**Material for the task:**
......

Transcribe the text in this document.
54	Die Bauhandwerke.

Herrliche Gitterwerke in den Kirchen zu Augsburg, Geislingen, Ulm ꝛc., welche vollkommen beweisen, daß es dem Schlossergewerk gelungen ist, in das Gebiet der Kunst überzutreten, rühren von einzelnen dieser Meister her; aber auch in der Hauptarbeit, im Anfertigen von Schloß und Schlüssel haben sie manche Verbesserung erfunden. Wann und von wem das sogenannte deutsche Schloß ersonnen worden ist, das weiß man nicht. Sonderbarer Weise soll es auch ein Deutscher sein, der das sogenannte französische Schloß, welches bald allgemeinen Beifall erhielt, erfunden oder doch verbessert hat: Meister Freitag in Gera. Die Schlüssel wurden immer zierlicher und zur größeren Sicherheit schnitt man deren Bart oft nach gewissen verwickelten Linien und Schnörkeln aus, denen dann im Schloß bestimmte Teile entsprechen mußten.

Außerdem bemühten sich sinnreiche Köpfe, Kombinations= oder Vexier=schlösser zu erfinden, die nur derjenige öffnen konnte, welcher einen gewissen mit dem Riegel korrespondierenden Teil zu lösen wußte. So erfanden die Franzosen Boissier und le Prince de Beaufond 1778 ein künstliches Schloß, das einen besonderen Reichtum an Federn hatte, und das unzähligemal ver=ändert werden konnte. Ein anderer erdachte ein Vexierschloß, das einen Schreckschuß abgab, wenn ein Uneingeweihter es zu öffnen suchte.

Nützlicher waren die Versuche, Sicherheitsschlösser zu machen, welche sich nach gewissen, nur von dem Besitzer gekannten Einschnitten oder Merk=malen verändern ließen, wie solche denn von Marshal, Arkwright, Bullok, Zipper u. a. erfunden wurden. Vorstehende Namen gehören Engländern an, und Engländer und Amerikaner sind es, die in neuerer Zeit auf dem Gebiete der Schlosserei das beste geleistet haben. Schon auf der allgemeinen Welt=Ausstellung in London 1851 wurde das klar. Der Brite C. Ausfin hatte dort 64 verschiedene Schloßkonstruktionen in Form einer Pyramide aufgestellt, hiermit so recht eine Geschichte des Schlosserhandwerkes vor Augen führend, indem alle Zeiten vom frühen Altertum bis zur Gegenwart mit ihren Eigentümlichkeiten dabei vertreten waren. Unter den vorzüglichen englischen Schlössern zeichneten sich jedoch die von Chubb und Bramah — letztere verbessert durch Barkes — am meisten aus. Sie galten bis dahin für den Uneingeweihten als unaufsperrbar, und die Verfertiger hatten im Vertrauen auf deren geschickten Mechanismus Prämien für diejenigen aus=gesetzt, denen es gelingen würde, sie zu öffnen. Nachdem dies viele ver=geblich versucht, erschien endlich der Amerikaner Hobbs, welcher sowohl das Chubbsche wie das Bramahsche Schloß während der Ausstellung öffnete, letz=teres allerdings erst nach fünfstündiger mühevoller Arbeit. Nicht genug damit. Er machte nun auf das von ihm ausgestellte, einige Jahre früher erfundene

......

**What the task requires:** Output the records above in their entirety, exactly.

**Solution:**
Transcribe the text in this document.
54	Die Bauhandwerke.

Herrliche Gitterwerke in den Kirchen zu Augsburg, Geislingen, Ulm ꝛc., welche vollkommen beweisen, daß es dem Schlossergewerk gelungen ist, in das Gebiet der Kunst überzutreten, rühren von einzelnen dieser Meister her; aber auch in der Hauptarbeit, im Anfertigen von Schloß und Schlüssel haben sie manche Verbesserung erfunden. Wann und von wem das sogenannte deutsche Schloß ersonnen worden ist, das weiß man nicht. Sonderbarer Weise soll es auch ein Deutscher sein, der das sogenannte französische Schloß, welches bald allgemeinen Beifall erhielt, erfunden oder doch verbessert hat: Meister Freitag in Gera. Die Schlüssel wurden immer zierlicher und zur größeren Sicherheit schnitt man deren Bart oft nach gewissen verwickelten Linien und Schnörkeln aus, denen dann im Schloß bestimmte Teile entsprechen mußten.

Außerdem bemühten sich sinnreiche Köpfe, Kombinations= oder Vexier=schlösser zu erfinden, die nur derjenige öffnen konnte, welcher einen gewissen mit dem Riegel korrespondierenden Teil zu lösen wußte. So erfanden die Franzosen Boissier und le Prince de Beaufond 1778 ein künstliches Schloß, das einen besonderen Reichtum an Federn hatte, und das unzähligemal ver=ändert werden konnte. Ein anderer erdachte ein Vexierschloß, das einen Schreckschuß abgab, wenn ein Uneingeweihter es zu öffnen suchte.

Nützlicher waren die Versuche, Sicherheitsschlösser zu machen, welche sich nach gewissen, nur von dem Besitzer gekannten Einschnitten oder Merk=malen verändern ließen, wie solche denn von Marshal, Arkwright, Bullok, Zipper u. a. erfunden wurden. Vorstehende Namen gehören Engländern an, und Engländer und Amerikaner sind es, die in neuerer Zeit auf dem Gebiete der Schlosserei das beste geleistet haben. Schon auf der allgemeinen Welt=Ausstellung in London 1851 wurde das klar. Der Brite C. Ausfin hatte dort 64 verschiedene Schloßkonstruktionen in Form einer Pyramide aufgestellt, hiermit so recht eine Geschichte des Schlosserhandwerkes vor Augen führend, indem alle Zeiten vom frühen Altertum bis zur Gegenwart mit ihren Eigentümlichkeiten dabei vertreten waren. Unter den vorzüglichen englischen Schlössern zeichneten sich jedoch die von Chubb und Bramah — letztere verbessert durch Barkes — am meisten aus. Sie galten bis dahin für den Uneingeweihten als unaufsperrbar, und die Verfertiger hatten im Vertrauen auf deren geschickten Mechanismus Prämien für diejenigen aus=gesetzt, denen es gelingen würde, sie zu öffnen. Nachdem dies viele ver=geblich versucht, erschien endlich der Amerikaner Hobbs, welcher sowohl das Chubbsche wie das Bramahsche Schloß während der Ausstellung öffnete, letz=teres allerdings erst nach fünfstündiger mühevoller Arbeit. Nicht genug damit. Er machte nun auf das von ihm ausgestellte, einige Jahre früher erfundene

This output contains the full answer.